§ Objective
Your task is to copy every line of this material exactly.

● ● ●

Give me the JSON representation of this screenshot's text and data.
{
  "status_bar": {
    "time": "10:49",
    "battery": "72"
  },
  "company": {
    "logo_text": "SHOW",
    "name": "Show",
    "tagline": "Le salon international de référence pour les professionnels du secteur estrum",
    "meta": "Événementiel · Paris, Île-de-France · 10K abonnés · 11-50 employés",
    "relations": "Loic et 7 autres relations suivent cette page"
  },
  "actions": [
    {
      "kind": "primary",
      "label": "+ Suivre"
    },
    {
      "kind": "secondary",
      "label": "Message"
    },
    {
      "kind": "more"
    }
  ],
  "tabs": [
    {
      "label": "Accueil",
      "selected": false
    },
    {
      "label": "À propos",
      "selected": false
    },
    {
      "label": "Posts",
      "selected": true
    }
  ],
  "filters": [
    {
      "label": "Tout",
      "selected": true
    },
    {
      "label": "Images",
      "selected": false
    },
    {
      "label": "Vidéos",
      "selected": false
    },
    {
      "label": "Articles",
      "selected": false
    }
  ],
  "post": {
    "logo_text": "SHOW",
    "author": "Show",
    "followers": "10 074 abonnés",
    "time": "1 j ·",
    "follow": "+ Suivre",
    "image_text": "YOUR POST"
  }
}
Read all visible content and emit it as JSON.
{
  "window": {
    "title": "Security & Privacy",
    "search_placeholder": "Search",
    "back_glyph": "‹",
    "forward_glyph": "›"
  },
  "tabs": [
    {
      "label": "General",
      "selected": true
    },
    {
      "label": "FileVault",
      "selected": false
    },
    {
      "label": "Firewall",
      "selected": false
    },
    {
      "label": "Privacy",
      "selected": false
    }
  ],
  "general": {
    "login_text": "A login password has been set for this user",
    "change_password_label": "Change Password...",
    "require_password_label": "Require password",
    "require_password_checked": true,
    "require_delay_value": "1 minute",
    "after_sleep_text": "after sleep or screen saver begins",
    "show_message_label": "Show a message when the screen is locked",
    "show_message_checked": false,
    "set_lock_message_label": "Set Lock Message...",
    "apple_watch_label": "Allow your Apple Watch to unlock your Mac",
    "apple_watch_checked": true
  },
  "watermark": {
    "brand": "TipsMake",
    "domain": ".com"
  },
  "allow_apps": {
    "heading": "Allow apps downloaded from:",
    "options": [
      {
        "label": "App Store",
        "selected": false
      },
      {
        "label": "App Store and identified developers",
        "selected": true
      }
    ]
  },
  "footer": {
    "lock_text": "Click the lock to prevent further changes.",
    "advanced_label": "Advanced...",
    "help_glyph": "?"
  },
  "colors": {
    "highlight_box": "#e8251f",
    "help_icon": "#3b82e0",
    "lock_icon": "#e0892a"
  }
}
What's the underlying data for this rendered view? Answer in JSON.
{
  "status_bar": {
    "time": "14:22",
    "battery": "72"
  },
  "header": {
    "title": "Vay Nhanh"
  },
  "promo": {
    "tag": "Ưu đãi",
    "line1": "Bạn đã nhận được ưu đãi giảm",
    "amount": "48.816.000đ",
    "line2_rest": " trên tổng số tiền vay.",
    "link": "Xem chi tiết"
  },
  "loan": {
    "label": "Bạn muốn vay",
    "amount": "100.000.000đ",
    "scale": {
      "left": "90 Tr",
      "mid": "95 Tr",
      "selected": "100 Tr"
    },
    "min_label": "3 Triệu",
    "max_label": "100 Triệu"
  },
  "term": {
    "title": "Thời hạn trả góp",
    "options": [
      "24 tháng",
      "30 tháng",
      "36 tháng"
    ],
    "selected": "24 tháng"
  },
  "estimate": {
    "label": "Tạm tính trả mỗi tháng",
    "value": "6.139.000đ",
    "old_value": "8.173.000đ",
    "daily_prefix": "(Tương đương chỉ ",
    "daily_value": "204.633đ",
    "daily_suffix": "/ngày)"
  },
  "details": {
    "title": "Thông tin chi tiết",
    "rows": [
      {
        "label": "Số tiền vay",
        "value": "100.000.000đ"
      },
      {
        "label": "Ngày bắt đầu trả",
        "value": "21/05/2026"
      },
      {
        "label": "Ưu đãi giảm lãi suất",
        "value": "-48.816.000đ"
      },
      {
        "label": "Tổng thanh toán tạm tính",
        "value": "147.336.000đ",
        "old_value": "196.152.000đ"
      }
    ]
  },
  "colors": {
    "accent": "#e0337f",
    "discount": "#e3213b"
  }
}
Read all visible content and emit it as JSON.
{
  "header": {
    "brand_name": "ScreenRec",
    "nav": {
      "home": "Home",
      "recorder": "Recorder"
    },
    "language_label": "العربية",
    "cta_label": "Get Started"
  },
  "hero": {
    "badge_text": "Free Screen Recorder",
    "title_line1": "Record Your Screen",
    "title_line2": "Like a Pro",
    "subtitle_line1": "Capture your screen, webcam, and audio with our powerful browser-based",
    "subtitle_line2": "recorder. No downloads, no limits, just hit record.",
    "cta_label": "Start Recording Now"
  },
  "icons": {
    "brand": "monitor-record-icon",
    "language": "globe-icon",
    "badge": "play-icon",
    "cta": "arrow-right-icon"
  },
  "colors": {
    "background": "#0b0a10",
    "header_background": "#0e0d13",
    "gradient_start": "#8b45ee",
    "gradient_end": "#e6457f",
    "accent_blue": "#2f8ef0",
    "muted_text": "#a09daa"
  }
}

● ● ●

§ Result for this exercise
Give me the JSON representation of this screenshot's text and data.
{
  "status_bar": {
    "time": "10:49",
    "battery": "72"
  },
  "company": {
    "logo_text": "SHOW",
    "name": "Show",
    "tagline": "Le salon international de référence pour les professionnels du secteur estrum",
    "meta": "Événementiel · Paris, Île-de-France · 10K abonnés · 11-50 employés",
    "relations": "Loic et 7 autres relations suivent cette page"
  },
  "actions": [
    {
      "kind": "primary",
      "label": "+ Suivre"
    },
    {
      "kind": "secondary",
      "label": "Message"
    },
    {
      "kind": "more"
    }
  ],
  "tabs": [
    {
      "label": "Accueil",
      "selected": false
    },
    {
      "label": "À propos",
      "selected": false
    },
    {
      "label": "Posts",
      "selected": true
    }
  ],
  "filters": [
    {
      "label": "Tout",
      "selected": true
    },
    {
      "label": "Images",
      "selected": false
    },
    {
      "label": "Vidéos",
      "selected": false
    },
    {
      "label": "Articles",
      "selected": false
    }
  ],
  "post": {
    "logo_text": "SHOW",
    "author": "Show",
    "followers": "10 074 abonnés",
    "time": "1 j ·",
    "follow": "+ Suivre",
    "image_text": "YOUR POST"
  }
}
Read all visible content and emit it as JSON.
{
  "window": {
    "title": "Security & Privacy",
    "search_placeholder": "Search",
    "back_glyph": "‹",
    "forward_glyph": "›"
  },
  "tabs": [
    {
      "label": "General",
      "selected": true
    },
    {
      "label": "FileVault",
      "selected": false
    },
    {
      "label": "Firewall",
      "selected": false
    },
    {
      "label": "Privacy",
      "selected": false
    }
  ],
  "general": {
    "login_text": "A login password has been set for this user",
    "change_password_label": "Change Password...",
    "require_password_label": "Require password",
    "require_password_checked": true,
    "require_delay_value": "1 minute",
    "after_sleep_text": "after sleep or screen saver begins",
    "show_message_label": "Show a message when the screen is locked",
    "show_message_checked": false,
    "set_lock_message_label": "Set Lock Message...",
    "apple_watch_label": "Allow your Apple Watch to unlock your Mac",
    "apple_watch_checked": true
  },
  "watermark": {
    "brand": "TipsMake",
    "domain": ".com"
  },
  "allow_apps": {
    "heading": "Allow apps downloaded from:",
    "options": [
      {
        "label": "App Store",
        "selected": false
      },
      {
        "label": "App Store and identified developers",
        "selected": true
      }
    ]
  },
  "footer": {
    "lock_text": "Click the lock to prevent further changes.",
    "advanced_label": "Advanced...",
    "help_glyph": "?"
  },
  "colors": {
    "highlight_box": "#e8251f",
    "help_icon": "#3b82e0",
    "lock_icon": "#e0892a"
  }
}
What's the underlying data for this rendered view? Answer in JSON.
{
  "status_bar": {
    "time": "14:22",
    "battery": "72"
  },
  "header": {
    "title": "Vay Nhanh"
  },
  "promo": {
    "tag": "Ưu đãi",
    "line1": "Bạn đã nhận được ưu đãi giảm",
    "amount": "48.816.000đ",
    "line2_rest": " trên tổng số tiền vay.",
    "link": "Xem chi tiết"
  },
  "loan": {
    "label": "Bạn muốn vay",
    "amount": "100.000.000đ",
    "scale": {
      "left": "90 Tr",
      "mid": "95 Tr",
      "selected": "100 Tr"
    },
    "min_label": "3 Triệu",
    "max_label": "100 Triệu"
  },
  "term": {
    "title": "Thời hạn trả góp",
    "options": [
      "24 tháng",
      "30 tháng",
      "36 tháng"
    ],
    "selected": "24 tháng"
  },
  "estimate": {
    "label": "Tạm tính trả mỗi tháng",
    "value": "6.139.000đ",
    "old_value": "8.173.000đ",
    "daily_prefix": "(Tương đương chỉ ",
    "daily_value": "204.633đ",
    "daily_suffix": "/ngày)"
  },
  "details": {
    "title": "Thông tin chi tiết",
    "rows": [
      {
        "label": "Số tiền vay",
        "value": "100.000.000đ"
      },
      {
        "label": "Ngày bắt đầu trả",
        "value": "21/05/2026"
      },
      {
        "label": "Ưu đãi giảm lãi suất",
        "value": "-48.816.000đ"
      },
      {
        "label": "Tổng thanh toán tạm tính",
        "value": "147.336.000đ",
        "old_value": "196.152.000đ"
      }
    ]
  },
  "colors": {
    "accent": "#e0337f",
    "discount": "#e3213b"
  }
}
Read all visible content and emit it as JSON.
{
  "header": {
    "brand_name": "ScreenRec",
    "nav": {
      "home": "Home",
      "recorder": "Recorder"
    },
    "language_label": "العربية",
    "cta_label": "Get Started"
  },
  "hero": {
    "badge_text": "Free Screen Recorder",
    "title_line1": "Record Your Screen",
    "title_line2": "Like a Pro",
    "subtitle_line1": "Capture your screen, webcam, and audio with our powerful browser-based",
    "subtitle_line2": "recorder. No downloads, no limits, just hit record.",
    "cta_label": "Start Recording Now"
  },
  "icons": {
    "brand": "monitor-record-icon",
    "language": "globe-icon",
    "badge": "play-icon",
    "cta": "arrow-right-icon"
  },
  "colors": {
    "background": "#0b0a10",
    "header_background": "#0e0d13",
    "gradient_start": "#8b45ee",
    "gradient_end": "#e6457f",
    "accent_blue": "#2f8ef0",
    "muted_text": "#a09daa"
  }
}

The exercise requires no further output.